According to Swiss law, insurance policies --
including annuity contracts -- cannot be seized by
creditors. They also cannot be included in a Swiss
bankruptcy procedure. Even if an American court
expressly orders the seizure of a Swiss annuity account
or its inclusion in a bankruptcy estate, the account
will not be seized by Swiss authorities, provided that
it has been structured the right way.
There are two requirements: A U. S. resident who
buys a life insurance policy from a Swiss insurance
company must designate his or her spouse or
descendants, or a third party (if done so irrevocably)
as beneficiaries. Also, to avoid suspicion of making a
fraudulent conveyance to avoid a specific judgment,
under Swiss law, the person must have purchased the
policy or designated the beneficiaries not less than
six months before any bankruptcy decree or collection
process.
The policyholder can also protect the policy by
converting a designation of spouse or children into an
irrevocable designation when he becomes aware of the
fact that his creditors will seize his assets and that
a court might compel him to repatriate the funds in the
insurance policy. If he is subsequently ordered to
revoke the designation of the beneficiary and to
liquidate the policy he will not be able to do so as
the insurance company will not accept his instructions
because of the irrevocable designation of the
beneficiaries.
Article 81 of the Swiss insurance law provides
that if a policyholder has made a revocable designation
of spouse or children as beneficiaries, they
automatically become policyholders and acquire all
rights if the policyholder is declared bankrupt. In
such a case the original policyholder therefore
automatically loses control over the policy and also
his right to demand the liquidation of the policy and
the repatriation of funds. A court therefore cannot
compel the policyholder to liquidate the policy or
otherwise repatriate his funds. If the spouse or
children notify the insurance company of the
bankruptcy, the insurance company will note that in its
records. Even if the original policyholder sends
instructions because a court has ordered him to do so,
the insurance company will ignore those instructions.
It is important that the company be notified promptly
of the bankruptcy, so that they do not inadvertently
follow the original policyholder's instructions because
they weren't told of the bankruptcy.

**INSTRUCTIONS**:
(a) According to the Swiss insurance excerpt, how long before any bankruptcy decree or collection process must the person have bought the policy or designated the beneficiaries?
(b) Return the rows below word for word, from the very first row up to and including the row containing "chart-subtitle: Antal åkare".

**RECORDS FOR THIS TASK**:
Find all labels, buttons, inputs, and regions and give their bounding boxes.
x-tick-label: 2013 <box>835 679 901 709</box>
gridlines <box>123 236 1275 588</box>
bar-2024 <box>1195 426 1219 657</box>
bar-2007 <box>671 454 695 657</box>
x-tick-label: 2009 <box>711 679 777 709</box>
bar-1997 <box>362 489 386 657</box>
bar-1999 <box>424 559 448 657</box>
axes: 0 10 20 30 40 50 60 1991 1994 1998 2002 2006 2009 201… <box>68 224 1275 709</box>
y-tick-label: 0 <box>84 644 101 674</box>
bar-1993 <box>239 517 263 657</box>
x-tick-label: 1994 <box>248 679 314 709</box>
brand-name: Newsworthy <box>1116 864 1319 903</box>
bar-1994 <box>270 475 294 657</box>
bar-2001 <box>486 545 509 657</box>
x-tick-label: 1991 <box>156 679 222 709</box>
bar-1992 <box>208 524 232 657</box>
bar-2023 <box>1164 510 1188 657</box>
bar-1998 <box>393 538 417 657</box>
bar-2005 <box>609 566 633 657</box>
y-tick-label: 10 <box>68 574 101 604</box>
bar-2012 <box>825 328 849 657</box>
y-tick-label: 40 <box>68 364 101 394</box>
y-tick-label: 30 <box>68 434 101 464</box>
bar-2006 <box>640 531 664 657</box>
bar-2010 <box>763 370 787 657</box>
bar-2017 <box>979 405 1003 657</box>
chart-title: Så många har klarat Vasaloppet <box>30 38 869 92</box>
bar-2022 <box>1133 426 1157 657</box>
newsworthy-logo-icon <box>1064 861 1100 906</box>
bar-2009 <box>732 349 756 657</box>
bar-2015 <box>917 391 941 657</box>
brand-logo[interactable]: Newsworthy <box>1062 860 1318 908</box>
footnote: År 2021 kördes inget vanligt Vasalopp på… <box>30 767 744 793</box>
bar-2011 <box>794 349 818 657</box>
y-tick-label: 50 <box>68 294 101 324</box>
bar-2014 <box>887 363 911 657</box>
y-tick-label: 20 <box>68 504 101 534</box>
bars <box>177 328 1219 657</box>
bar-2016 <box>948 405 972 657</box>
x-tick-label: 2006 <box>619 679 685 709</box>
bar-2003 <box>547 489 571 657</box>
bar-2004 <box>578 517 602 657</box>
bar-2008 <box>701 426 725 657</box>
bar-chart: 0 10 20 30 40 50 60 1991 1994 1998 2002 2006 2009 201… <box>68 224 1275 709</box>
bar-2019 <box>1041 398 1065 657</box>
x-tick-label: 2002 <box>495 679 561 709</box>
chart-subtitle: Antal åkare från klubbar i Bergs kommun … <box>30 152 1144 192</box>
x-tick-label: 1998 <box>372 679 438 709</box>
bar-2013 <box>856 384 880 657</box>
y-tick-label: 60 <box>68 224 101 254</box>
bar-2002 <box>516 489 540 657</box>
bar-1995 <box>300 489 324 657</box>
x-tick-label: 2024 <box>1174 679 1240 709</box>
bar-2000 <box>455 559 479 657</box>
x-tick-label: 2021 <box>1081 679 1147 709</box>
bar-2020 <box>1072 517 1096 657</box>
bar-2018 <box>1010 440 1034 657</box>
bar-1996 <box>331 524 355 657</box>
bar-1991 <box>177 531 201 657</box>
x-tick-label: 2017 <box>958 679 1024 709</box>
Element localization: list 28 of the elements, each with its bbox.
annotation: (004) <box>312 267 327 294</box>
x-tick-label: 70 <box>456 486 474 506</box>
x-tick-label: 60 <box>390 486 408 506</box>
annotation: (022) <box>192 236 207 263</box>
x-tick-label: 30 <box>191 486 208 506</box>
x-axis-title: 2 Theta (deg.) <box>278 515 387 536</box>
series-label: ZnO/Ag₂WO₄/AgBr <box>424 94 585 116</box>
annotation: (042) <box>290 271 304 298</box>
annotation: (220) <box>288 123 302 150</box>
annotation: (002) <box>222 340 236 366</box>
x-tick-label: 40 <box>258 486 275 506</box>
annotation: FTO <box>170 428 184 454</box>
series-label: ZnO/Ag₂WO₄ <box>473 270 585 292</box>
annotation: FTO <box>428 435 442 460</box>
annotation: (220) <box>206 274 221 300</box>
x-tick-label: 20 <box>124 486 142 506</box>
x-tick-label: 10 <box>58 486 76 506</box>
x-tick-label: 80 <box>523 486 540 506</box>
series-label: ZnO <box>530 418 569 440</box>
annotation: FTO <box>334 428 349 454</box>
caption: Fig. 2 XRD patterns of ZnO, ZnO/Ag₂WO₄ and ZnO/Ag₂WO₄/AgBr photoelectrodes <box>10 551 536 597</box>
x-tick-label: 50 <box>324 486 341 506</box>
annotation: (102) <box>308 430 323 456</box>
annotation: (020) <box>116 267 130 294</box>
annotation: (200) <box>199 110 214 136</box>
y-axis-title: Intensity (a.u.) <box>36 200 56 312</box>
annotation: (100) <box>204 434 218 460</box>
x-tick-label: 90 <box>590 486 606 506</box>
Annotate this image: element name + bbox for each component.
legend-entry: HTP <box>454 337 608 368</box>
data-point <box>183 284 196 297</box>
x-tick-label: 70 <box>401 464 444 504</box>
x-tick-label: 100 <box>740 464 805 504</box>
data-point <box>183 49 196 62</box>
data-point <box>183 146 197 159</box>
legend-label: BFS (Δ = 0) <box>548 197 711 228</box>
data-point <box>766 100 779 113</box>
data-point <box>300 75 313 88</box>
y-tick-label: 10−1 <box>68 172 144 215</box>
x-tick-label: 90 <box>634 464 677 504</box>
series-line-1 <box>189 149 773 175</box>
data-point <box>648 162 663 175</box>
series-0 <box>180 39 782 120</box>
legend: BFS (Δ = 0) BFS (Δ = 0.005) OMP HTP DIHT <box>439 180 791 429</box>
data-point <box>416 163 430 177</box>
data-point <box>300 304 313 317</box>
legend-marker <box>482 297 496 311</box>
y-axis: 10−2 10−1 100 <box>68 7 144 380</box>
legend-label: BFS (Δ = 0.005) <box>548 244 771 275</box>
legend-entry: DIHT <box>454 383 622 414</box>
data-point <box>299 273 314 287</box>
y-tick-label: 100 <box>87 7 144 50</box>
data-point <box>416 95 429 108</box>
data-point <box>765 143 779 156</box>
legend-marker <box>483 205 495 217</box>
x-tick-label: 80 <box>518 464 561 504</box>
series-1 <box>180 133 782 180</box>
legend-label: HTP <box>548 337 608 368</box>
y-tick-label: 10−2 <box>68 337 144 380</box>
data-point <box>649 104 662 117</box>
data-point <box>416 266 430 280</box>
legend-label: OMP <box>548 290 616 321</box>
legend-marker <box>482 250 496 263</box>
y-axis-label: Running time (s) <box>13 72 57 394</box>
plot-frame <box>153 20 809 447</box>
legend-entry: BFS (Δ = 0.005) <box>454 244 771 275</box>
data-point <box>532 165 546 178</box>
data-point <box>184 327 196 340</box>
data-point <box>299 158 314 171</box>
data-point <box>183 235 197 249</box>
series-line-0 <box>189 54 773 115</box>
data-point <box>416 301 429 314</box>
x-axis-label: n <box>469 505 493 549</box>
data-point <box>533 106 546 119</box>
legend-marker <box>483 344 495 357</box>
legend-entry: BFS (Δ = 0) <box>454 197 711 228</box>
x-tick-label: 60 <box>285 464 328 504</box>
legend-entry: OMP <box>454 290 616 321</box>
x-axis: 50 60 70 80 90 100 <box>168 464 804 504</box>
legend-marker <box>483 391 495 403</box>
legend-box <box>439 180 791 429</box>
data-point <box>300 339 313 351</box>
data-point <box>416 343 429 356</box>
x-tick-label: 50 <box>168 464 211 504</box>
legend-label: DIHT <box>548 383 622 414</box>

**RESPONSES**:
(a) Not less than six months before.

(b)
Find all labels, buttons, inputs, and regions and give their bounding boxes.
x-tick-label: 2013 <box>835 679 901 709</box>
gridlines <box>123 236 1275 588</box>
bar-2024 <box>1195 426 1219 657</box>
bar-2007 <box>671 454 695 657</box>
x-tick-label: 2009 <box>711 679 777 709</box>
bar-1997 <box>362 489 386 657</box>
bar-1999 <box>424 559 448 657</box>
axes: 0 10 20 30 40 50 60 1991 1994 1998 2002 2006 2009 201… <box>68 224 1275 709</box>
y-tick-label: 0 <box>84 644 101 674</box>
bar-1993 <box>239 517 263 657</box>
x-tick-label: 1994 <box>248 679 314 709</box>
brand-name: Newsworthy <box>1116 864 1319 903</box>
bar-1994 <box>270 475 294 657</box>
bar-2001 <box>486 545 509 657</box>
x-tick-label: 1991 <box>156 679 222 709</box>
bar-1992 <box>208 524 232 657</box>
bar-2023 <box>1164 510 1188 657</box>
bar-1998 <box>393 538 417 657</box>
bar-2005 <box>609 566 633 657</box>
y-tick-label: 10 <box>68 574 101 604</box>
bar-2012 <box>825 328 849 657</box>
y-tick-label: 40 <box>68 364 101 394</box>
y-tick-label: 30 <box>68 434 101 464</box>
bar-2006 <box>640 531 664 657</box>
bar-2010 <box>763 370 787 657</box>
bar-2017 <box>979 405 1003 657</box>
chart-title: Så många har klarat Vasaloppet <box>30 38 869 92</box>
bar-2022 <box>1133 426 1157 657</box>
newsworthy-logo-icon <box>1064 861 1100 906</box>
bar-2009 <box>732 349 756 657</box>
bar-2015 <box>917 391 941 657</box>
brand-logo[interactable]: Newsworthy <box>1062 860 1318 908</box>
footnote: År 2021 kördes inget vanligt Vasalopp på… <box>30 767 744 793</box>
bar-2011 <box>794 349 818 657</box>
y-tick-label: 50 <box>68 294 101 324</box>
bar-2014 <box>887 363 911 657</box>
y-tick-label: 20 <box>68 504 101 534</box>
bars <box>177 328 1219 657</box>
bar-2016 <box>948 405 972 657</box>
x-tick-label: 2006 <box>619 679 685 709</box>
bar-2003 <box>547 489 571 657</box>
bar-2004 <box>578 517 602 657</box>
bar-2008 <box>701 426 725 657</box>
bar-chart: 0 10 20 30 40 50 60 1991 1994 1998 2002 2006 2009 201… <box>68 224 1275 709</box>
bar-2019 <box>1041 398 1065 657</box>
x-tick-label: 2002 <box>495 679 561 709</box>
chart-subtitle: Antal åkare från klubbar i Bergs kommun … <box>30 152 1144 192</box>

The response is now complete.